• **TASK BRIEF**: Filter the records below down to lines containing "иммобилизация".

• **DATA ROWS**:
:::::

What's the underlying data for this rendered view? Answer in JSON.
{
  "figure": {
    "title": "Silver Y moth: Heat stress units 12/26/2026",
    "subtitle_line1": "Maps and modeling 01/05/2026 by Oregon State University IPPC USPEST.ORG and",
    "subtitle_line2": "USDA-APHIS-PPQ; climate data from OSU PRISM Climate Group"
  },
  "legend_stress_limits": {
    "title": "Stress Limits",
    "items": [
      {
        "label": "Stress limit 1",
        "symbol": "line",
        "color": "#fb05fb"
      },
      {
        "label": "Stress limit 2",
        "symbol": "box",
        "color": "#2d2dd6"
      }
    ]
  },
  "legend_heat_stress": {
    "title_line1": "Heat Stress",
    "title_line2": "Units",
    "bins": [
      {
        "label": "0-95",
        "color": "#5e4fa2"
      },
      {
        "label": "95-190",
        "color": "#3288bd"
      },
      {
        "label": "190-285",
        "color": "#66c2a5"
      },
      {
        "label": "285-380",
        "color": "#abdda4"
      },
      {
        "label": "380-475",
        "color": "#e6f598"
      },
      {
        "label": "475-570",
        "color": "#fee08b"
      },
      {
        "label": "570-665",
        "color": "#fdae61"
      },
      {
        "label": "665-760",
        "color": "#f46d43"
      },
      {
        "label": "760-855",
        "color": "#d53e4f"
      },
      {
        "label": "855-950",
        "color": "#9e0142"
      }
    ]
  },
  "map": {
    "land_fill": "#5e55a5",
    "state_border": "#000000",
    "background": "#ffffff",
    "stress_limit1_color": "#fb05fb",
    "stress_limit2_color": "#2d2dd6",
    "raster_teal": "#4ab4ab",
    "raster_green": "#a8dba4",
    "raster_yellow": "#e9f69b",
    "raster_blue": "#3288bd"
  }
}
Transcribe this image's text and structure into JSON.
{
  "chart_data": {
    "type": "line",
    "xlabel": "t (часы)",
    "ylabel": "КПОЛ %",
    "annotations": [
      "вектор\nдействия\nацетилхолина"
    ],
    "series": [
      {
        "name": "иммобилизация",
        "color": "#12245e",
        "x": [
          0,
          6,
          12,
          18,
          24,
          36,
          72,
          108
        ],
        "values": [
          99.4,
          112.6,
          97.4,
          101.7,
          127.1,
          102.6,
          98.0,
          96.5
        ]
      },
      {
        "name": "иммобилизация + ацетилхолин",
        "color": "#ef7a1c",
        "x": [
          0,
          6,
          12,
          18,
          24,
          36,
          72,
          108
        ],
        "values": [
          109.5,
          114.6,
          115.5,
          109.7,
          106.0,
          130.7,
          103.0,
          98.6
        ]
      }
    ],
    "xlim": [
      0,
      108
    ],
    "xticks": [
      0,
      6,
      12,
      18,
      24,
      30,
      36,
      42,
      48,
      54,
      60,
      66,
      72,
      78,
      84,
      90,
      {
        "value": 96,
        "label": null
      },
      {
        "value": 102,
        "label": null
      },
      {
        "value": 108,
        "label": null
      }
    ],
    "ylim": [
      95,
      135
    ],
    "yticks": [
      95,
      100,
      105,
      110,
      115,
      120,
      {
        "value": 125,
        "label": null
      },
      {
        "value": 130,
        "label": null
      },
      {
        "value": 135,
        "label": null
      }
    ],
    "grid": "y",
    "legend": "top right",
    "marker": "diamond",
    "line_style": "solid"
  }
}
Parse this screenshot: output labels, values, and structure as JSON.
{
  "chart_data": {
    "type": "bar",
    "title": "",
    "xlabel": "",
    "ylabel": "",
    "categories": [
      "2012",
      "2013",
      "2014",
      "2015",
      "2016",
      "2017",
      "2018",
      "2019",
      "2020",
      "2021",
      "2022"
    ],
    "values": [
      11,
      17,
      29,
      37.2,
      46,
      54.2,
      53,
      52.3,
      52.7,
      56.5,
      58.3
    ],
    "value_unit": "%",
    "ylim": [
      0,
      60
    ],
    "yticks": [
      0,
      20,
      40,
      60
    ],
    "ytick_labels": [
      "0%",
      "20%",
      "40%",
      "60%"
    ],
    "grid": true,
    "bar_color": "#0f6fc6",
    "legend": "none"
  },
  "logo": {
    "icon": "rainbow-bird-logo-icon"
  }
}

:::::

• **ANSWER FOR THIS EXERCISE**:
        "name": "иммобилизация",
        "name": "иммобилизация + ацетилхолин",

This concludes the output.